- What to work on -
Each line that follows should be printed again exactly as it stands.

- Given records -
----------
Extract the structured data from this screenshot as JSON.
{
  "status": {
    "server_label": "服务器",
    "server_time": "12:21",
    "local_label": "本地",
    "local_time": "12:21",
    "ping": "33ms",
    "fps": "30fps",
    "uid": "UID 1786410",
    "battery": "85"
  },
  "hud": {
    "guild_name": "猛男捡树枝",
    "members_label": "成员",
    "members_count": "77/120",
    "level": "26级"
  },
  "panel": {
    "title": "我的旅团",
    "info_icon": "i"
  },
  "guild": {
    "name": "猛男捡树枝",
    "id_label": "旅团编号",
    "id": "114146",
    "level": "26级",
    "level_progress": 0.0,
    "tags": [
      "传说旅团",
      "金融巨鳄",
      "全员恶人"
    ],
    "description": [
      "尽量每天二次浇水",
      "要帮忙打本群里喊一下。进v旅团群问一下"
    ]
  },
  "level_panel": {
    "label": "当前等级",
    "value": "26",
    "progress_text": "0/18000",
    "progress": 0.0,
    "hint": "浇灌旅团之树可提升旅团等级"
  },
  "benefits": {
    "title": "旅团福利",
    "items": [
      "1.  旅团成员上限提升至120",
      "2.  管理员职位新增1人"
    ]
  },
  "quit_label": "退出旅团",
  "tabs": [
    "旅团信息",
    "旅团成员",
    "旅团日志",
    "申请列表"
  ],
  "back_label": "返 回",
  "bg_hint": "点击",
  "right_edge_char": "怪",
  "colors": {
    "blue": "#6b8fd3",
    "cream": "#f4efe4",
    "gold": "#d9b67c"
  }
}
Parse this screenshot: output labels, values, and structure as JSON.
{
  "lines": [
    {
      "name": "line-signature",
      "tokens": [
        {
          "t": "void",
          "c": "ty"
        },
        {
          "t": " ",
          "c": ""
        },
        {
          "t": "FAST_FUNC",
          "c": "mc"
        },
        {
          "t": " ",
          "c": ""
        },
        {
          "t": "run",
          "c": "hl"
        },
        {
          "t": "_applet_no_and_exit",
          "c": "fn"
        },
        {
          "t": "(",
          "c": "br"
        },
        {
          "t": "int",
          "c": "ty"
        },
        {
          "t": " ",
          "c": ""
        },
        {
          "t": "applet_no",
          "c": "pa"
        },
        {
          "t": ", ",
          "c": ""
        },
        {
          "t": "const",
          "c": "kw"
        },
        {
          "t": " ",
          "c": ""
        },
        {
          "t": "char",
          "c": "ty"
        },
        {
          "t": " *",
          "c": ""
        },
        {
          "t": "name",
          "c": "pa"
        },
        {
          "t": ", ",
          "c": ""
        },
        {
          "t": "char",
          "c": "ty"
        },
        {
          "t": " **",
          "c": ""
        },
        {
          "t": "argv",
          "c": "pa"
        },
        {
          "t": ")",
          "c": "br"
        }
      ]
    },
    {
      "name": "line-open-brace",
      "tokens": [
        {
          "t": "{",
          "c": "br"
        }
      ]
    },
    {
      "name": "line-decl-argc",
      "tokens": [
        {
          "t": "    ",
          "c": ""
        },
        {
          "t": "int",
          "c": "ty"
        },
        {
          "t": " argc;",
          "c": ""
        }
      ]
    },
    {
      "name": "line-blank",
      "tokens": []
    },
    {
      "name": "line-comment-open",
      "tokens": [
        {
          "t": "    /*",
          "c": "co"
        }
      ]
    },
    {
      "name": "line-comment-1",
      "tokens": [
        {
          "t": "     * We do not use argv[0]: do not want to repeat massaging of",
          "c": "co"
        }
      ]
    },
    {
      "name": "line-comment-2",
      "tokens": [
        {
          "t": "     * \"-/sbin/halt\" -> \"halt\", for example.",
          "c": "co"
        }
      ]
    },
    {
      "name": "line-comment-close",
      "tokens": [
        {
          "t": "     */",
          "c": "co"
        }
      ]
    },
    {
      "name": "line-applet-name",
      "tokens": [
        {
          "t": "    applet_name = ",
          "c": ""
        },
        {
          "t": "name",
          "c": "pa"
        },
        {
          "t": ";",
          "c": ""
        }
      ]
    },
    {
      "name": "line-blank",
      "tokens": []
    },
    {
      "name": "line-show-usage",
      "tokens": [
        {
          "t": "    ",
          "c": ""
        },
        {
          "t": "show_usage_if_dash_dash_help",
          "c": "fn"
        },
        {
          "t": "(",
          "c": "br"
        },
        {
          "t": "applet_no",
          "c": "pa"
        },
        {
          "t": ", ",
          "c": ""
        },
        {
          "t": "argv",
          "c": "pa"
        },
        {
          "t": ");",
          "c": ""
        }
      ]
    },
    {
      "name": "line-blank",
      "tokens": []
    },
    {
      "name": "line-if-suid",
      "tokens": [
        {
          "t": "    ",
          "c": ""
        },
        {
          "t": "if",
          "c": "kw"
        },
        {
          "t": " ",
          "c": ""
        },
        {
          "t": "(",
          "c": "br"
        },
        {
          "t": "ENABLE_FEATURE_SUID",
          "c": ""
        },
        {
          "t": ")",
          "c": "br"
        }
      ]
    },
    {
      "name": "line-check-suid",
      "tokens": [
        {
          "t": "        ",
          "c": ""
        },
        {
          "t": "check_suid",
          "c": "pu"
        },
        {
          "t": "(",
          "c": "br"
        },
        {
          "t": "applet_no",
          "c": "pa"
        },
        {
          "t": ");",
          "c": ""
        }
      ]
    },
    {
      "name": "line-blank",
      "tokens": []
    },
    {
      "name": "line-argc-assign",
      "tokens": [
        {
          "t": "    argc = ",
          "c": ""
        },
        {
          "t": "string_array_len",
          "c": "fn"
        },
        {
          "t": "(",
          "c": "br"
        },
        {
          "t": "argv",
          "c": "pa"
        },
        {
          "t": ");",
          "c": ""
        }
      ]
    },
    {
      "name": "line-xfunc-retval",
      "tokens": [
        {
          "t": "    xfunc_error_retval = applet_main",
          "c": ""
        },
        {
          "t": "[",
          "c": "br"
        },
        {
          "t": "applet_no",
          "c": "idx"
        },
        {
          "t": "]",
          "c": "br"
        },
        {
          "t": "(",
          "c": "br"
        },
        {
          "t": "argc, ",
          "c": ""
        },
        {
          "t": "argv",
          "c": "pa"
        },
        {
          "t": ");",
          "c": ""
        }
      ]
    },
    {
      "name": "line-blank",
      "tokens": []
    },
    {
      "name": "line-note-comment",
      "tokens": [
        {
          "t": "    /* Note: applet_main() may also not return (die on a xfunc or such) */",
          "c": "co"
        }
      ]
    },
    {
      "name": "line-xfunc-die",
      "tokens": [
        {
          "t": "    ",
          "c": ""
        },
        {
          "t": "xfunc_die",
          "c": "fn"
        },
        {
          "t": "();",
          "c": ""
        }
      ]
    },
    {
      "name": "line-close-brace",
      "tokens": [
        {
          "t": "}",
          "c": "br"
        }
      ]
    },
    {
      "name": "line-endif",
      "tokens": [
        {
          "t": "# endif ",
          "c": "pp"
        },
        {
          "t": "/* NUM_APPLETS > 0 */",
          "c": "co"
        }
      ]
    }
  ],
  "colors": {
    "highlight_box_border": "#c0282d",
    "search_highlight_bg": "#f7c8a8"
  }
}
----------
- Answer to this task -
Extract the structured data from this screenshot as JSON.
{
  "status": {
    "server_label": "服务器",
    "server_time": "12:21",
    "local_label": "本地",
    "local_time": "12:21",
    "ping": "33ms",
    "fps": "30fps",
    "uid": "UID 1786410",
    "battery": "85"
  },
  "hud": {
    "guild_name": "猛男捡树枝",
    "members_label": "成员",
    "members_count": "77/120",
    "level": "26级"
  },
  "panel": {
    "title": "我的旅团",
    "info_icon": "i"
  },
  "guild": {
    "name": "猛男捡树枝",
    "id_label": "旅团编号",
    "id": "114146",
    "level": "26级",
    "level_progress": 0.0,
    "tags": [
      "传说旅团",
      "金融巨鳄",
      "全员恶人"
    ],
    "description": [
      "尽量每天二次浇水",
      "要帮忙打本群里喊一下。进v旅团群问一下"
    ]
  },
  "level_panel": {
    "label": "当前等级",
    "value": "26",
    "progress_text": "0/18000",
    "progress": 0.0,
    "hint": "浇灌旅团之树可提升旅团等级"
  },
  "benefits": {
    "title": "旅团福利",
    "items": [
      "1.  旅团成员上限提升至120",
      "2.  管理员职位新增1人"
    ]
  },
  "quit_label": "退出旅团",
  "tabs": [
    "旅团信息",
    "旅团成员",
    "旅团日志",
    "申请列表"
  ],
  "back_label": "返 回",
  "bg_hint": "点击",
  "right_edge_char": "怪",
  "colors": {
    "blue": "#6b8fd3",
    "cream": "#f4efe4",
    "gold": "#d9b67c"
  }
}
Parse this screenshot: output labels, values, and structure as JSON.
{
  "lines": [
    {
      "name": "line-signature",
      "tokens": [
        {
          "t": "void",
          "c": "ty"
        },
        {
          "t": " ",
          "c": ""
        },
        {
          "t": "FAST_FUNC",
          "c": "mc"
        },
        {
          "t": " ",
          "c": ""
        },
        {
          "t": "run",
          "c": "hl"
        },
        {
          "t": "_applet_no_and_exit",
          "c": "fn"
        },
        {
          "t": "(",
          "c": "br"
        },
        {
          "t": "int",
          "c": "ty"
        },
        {
          "t": " ",
          "c": ""
        },
        {
          "t": "applet_no",
          "c": "pa"
        },
        {
          "t": ", ",
          "c": ""
        },
        {
          "t": "const",
          "c": "kw"
        },
        {
          "t": " ",
          "c": ""
        },
        {
          "t": "char",
          "c": "ty"
        },
        {
          "t": " *",
          "c": ""
        },
        {
          "t": "name",
          "c": "pa"
        },
        {
          "t": ", ",
          "c": ""
        },
        {
          "t": "char",
          "c": "ty"
        },
        {
          "t": " **",
          "c": ""
        },
        {
          "t": "argv",
          "c": "pa"
        },
        {
          "t": ")",
          "c": "br"
        }
      ]
    },
    {
      "name": "line-open-brace",
      "tokens": [
        {
          "t": "{",
          "c": "br"
        }
      ]
    },
    {
      "name": "line-decl-argc",
      "tokens": [
        {
          "t": "    ",
          "c": ""
        },
        {
          "t": "int",
          "c": "ty"
        },
        {
          "t": " argc;",
          "c": ""
        }
      ]
    },
    {
      "name": "line-blank",
      "tokens": []
    },
    {
      "name": "line-comment-open",
      "tokens": [
        {
          "t": "    /*",
          "c": "co"
        }
      ]
    },
    {
      "name": "line-comment-1",
      "tokens": [
        {
          "t": "     * We do not use argv[0]: do not want to repeat massaging of",
          "c": "co"
        }
      ]
    },
    {
      "name": "line-comment-2",
      "tokens": [
        {
          "t": "     * \"-/sbin/halt\" -> \"halt\", for example.",
          "c": "co"
        }
      ]
    },
    {
      "name": "line-comment-close",
      "tokens": [
        {
          "t": "     */",
          "c": "co"
        }
      ]
    },
    {
      "name": "line-applet-name",
      "tokens": [
        {
          "t": "    applet_name = ",
          "c": ""
        },
        {
          "t": "name",
          "c": "pa"
        },
        {
          "t": ";",
          "c": ""
        }
      ]
    },
    {
      "name": "line-blank",
      "tokens": []
    },
    {
      "name": "line-show-usage",
      "tokens": [
        {
          "t": "    ",
          "c": ""
        },
        {
          "t": "show_usage_if_dash_dash_help",
          "c": "fn"
        },
        {
          "t": "(",
          "c": "br"
        },
        {
          "t": "applet_no",
          "c": "pa"
        },
        {
          "t": ", ",
          "c": ""
        },
        {
          "t": "argv",
          "c": "pa"
        },
        {
          "t": ");",
          "c": ""
        }
      ]
    },
    {
      "name": "line-blank",
      "tokens": []
    },
    {
      "name": "line-if-suid",
      "tokens": [
        {
          "t": "    ",
          "c": ""
        },
        {
          "t": "if",
          "c": "kw"
        },
        {
          "t": " ",
          "c": ""
        },
        {
          "t": "(",
          "c": "br"
        },
        {
          "t": "ENABLE_FEATURE_SUID",
          "c": ""
        },
        {
          "t": ")",
          "c": "br"
        }
      ]
    },
    {
      "name": "line-check-suid",
      "tokens": [
        {
          "t": "        ",
          "c": ""
        },
        {
          "t": "check_suid",
          "c": "pu"
        },
        {
          "t": "(",
          "c": "br"
        },
        {
          "t": "applet_no",
          "c": "pa"
        },
        {
          "t": ");",
          "c": ""
        }
      ]
    },
    {
      "name": "line-blank",
      "tokens": []
    },
    {
      "name": "line-argc-assign",
      "tokens": [
        {
          "t": "    argc = ",
          "c": ""
        },
        {
          "t": "string_array_len",
          "c": "fn"
        },
        {
          "t": "(",
          "c": "br"
        },
        {
          "t": "argv",
          "c": "pa"
        },
        {
          "t": ");",
          "c": ""
        }
      ]
    },
    {
      "name": "line-xfunc-retval",
      "tokens": [
        {
          "t": "    xfunc_error_retval = applet_main",
          "c": ""
        },
        {
          "t": "[",
          "c": "br"
        },
        {
          "t": "applet_no",
          "c": "idx"
        },
        {
          "t": "]",
          "c": "br"
        },
        {
          "t": "(",
          "c": "br"
        },
        {
          "t": "argc, ",
          "c": ""
        },
        {
          "t": "argv",
          "c": "pa"
        },
        {
          "t": ");",
          "c": ""
        }
      ]
    },
    {
      "name": "line-blank",
      "tokens": []
    },
    {
      "name": "line-note-comment",
      "tokens": [
        {
          "t": "    /* Note: applet_main() may also not return (die on a xfunc or such) */",
          "c": "co"
        }
      ]
    },
    {
      "name": "line-xfunc-die",
      "tokens": [
        {
          "t": "    ",
          "c": ""
        },
        {
          "t": "xfunc_die",
          "c": "fn"
        },
        {
          "t": "();",
          "c": ""
        }
      ]
    },
    {
      "name": "line-close-brace",
      "tokens": [
        {
          "t": "}",
          "c": "br"
        }
      ]
    },
    {
      "name": "line-endif",
      "tokens": [
        {
          "t": "# endif ",
          "c": "pp"
        },
        {
          "t": "/* NUM_APPLETS > 0 */",
          "c": "co"
        }
      ]
    }
  ],
  "colors": {
    "highlight_box_border": "#c0282d",
    "search_highlight_bg": "#f7c8a8"
  }
}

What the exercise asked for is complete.